[Begin Excerpted data]

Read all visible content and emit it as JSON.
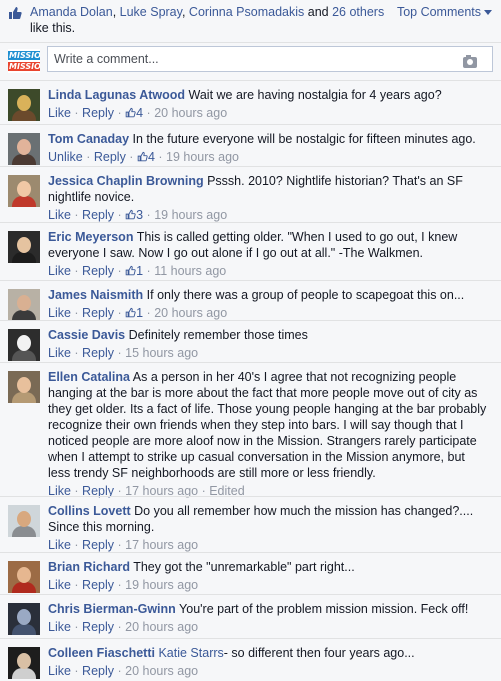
{
  "likes": {
    "names": [
      "Amanda Dolan",
      "Luke Spray",
      "Corinna Psomadakis"
    ],
    "and_text": "and",
    "others": "26 others",
    "suffix": "like this."
  },
  "sort": {
    "label": "Top Comments"
  },
  "composer": {
    "placeholder": "Write a comment...",
    "avatar_lines": [
      "MISSION",
      "MISSION"
    ]
  },
  "comments": [
    {
      "name": "Linda Lagunas Atwood",
      "text": "Wait we are having nostalgia for 4 years ago?",
      "action": "Like",
      "reply": "Reply",
      "likes": "4",
      "time": "20 hours ago"
    },
    {
      "name": "Tom Canaday",
      "text": "In the future everyone will be nostalgic for fifteen minutes ago.",
      "action": "Unlike",
      "reply": "Reply",
      "likes": "4",
      "time": "19 hours ago"
    },
    {
      "name": "Jessica Chaplin Browning",
      "text": "Psssh. 2010? Nightlife historian? That's an SF nightlife novice.",
      "action": "Like",
      "reply": "Reply",
      "likes": "3",
      "time": "19 hours ago"
    },
    {
      "name": "Eric Meyerson",
      "text": "This is called getting older. \"When I used to go out, I knew everyone I saw. Now I go out alone if I go out at all.\" -The Walkmen.",
      "action": "Like",
      "reply": "Reply",
      "likes": "1",
      "time": "11 hours ago"
    },
    {
      "name": "James Naismith",
      "text": "If only there was a group of people to scapegoat this on...",
      "action": "Like",
      "reply": "Reply",
      "likes": "1",
      "time": "20 hours ago"
    },
    {
      "name": "Cassie Davis",
      "text": "Definitely remember those times",
      "action": "Like",
      "reply": "Reply",
      "time": "15 hours ago"
    },
    {
      "name": "Ellen Catalina",
      "text": "As a person in her 40's I agree that not recognizing people hanging at the bar is more about the fact that more people move out of city as they get older. Its a fact of life. Those young people hanging at the bar probably recognize their own friends when they step into bars. I will say though that I noticed people are more aloof now in the Mission. Strangers rarely participate when I attempt to strike up casual conversation in the Mission anymore, but less trendy SF neighborhoods are still more or less friendly.",
      "action": "Like",
      "reply": "Reply",
      "time": "17 hours ago",
      "edited": "Edited"
    },
    {
      "name": "Collins Lovett",
      "text": "Do you all remember how much the mission has changed?.... Since this morning.",
      "action": "Like",
      "reply": "Reply",
      "time": "17 hours ago"
    },
    {
      "name": "Brian Richard",
      "text": "They got the \"unremarkable\" part right...",
      "action": "Like",
      "reply": "Reply",
      "time": "19 hours ago"
    },
    {
      "name": "Chris Bierman-Gwinn",
      "text": "You're part of the problem mission mission. Feck off!",
      "action": "Like",
      "reply": "Reply",
      "time": "20 hours ago"
    },
    {
      "name": "Colleen Fiaschetti",
      "tag": "Katie Starrs",
      "text": "- so different then four years ago...",
      "action": "Like",
      "reply": "Reply",
      "time": "20 hours ago"
    }
  ]
}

[End Excerpted data]

Leaving out the pictures, repeat the data above exactly.

Read all visible content and emit it as JSON.
{
  "likes": {
    "names": [
      "Amanda Dolan",
      "Luke Spray",
      "Corinna Psomadakis"
    ],
    "and_text": "and",
    "others": "26 others",
    "suffix": "like this."
  },
  "sort": {
    "label": "Top Comments"
  },
  "composer": {
    "placeholder": "Write a comment...",
    "avatar_lines": [
      "MISSION",
      "MISSION"
    ]
  },
  "comments": [
    {
      "name": "Linda Lagunas Atwood",
      "text": "Wait we are having nostalgia for 4 years ago?",
      "action": "Like",
      "reply": "Reply",
      "likes": "4",
      "time": "20 hours ago"
    },
    {
      "name": "Tom Canaday",
      "text": "In the future everyone will be nostalgic for fifteen minutes ago.",
      "action": "Unlike",
      "reply": "Reply",
      "likes": "4",
      "time": "19 hours ago"
    },
    {
      "name": "Jessica Chaplin Browning",
      "text": "Psssh. 2010? Nightlife historian? That's an SF nightlife novice.",
      "action": "Like",
      "reply": "Reply",
      "likes": "3",
      "time": "19 hours ago"
    },
    {
      "name": "Eric Meyerson",
      "text": "This is called getting older. \"When I used to go out, I knew everyone I saw. Now I go out alone if I go out at all.\" -The Walkmen.",
      "action": "Like",
      "reply": "Reply",
      "likes": "1",
      "time": "11 hours ago"
    },
    {
      "name": "James Naismith",
      "text": "If only there was a group of people to scapegoat this on...",
      "action": "Like",
      "reply": "Reply",
      "likes": "1",
      "time": "20 hours ago"
    },
    {
      "name": "Cassie Davis",
      "text": "Definitely remember those times",
      "action": "Like",
      "reply": "Reply",
      "time": "15 hours ago"
    },
    {
      "name": "Ellen Catalina",
      "text": "As a person in her 40's I agree that not recognizing people hanging at the bar is more about the fact that more people move out of city as they get older. Its a fact of life. Those young people hanging at the bar probably recognize their own friends when they step into bars. I will say though that I noticed people are more aloof now in the Mission. Strangers rarely participate when I attempt to strike up casual conversation in the Mission anymore, but less trendy SF neighborhoods are still more or less friendly.",
      "action": "Like",
      "reply": "Reply",
      "time": "17 hours ago",
      "edited": "Edited"
    },
    {
      "name": "Collins Lovett",
      "text": "Do you all remember how much the mission has changed?.... Since this morning.",
      "action": "Like",
      "reply": "Reply",
      "time": "17 hours ago"
    },
    {
      "name": "Brian Richard",
      "text": "They got the \"unremarkable\" part right...",
      "action": "Like",
      "reply": "Reply",
      "time": "19 hours ago"
    },
    {
      "name": "Chris Bierman-Gwinn",
      "text": "You're part of the problem mission mission. Feck off!",
      "action": "Like",
      "reply": "Reply",
      "time": "20 hours ago"
    },
    {
      "name": "Colleen Fiaschetti",
      "tag": "Katie Starrs",
      "text": "- so different then four years ago...",
      "action": "Like",
      "reply": "Reply",
      "time": "20 hours ago"
    }
  ]
}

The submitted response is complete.